┌──

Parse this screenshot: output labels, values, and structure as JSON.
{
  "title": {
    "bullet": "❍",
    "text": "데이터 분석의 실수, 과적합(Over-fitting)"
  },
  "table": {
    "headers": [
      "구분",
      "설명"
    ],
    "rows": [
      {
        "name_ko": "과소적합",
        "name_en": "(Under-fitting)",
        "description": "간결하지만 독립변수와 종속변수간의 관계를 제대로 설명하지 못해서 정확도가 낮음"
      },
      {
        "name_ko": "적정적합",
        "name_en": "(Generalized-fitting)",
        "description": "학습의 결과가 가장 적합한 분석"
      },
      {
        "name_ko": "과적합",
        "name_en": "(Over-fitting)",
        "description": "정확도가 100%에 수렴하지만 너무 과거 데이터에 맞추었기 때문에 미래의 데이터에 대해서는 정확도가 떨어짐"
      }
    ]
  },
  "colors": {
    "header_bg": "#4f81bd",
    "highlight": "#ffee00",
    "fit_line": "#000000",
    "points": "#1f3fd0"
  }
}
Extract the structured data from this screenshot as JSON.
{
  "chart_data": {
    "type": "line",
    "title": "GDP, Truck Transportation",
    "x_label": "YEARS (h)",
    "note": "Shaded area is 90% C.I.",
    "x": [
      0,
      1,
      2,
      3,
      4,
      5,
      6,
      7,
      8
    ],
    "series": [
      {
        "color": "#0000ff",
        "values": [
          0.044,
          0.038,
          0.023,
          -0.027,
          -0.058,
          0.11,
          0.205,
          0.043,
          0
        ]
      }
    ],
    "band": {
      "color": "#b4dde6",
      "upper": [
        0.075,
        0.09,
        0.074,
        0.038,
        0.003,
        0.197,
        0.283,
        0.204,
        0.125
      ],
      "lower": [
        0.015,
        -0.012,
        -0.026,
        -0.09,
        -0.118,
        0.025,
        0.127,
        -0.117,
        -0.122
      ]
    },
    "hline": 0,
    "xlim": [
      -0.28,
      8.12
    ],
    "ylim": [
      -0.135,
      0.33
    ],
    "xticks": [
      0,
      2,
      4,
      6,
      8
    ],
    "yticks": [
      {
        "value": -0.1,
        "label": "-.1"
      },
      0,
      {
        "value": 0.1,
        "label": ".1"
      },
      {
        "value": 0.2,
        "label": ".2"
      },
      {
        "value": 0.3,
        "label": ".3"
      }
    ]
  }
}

└──

*Required task:* Report each line in the data that holds the word "this".

*Written solution:*
Parse this screenshot: output labels, values, and structure as JSON.
Extract the structured data from this screenshot as JSON.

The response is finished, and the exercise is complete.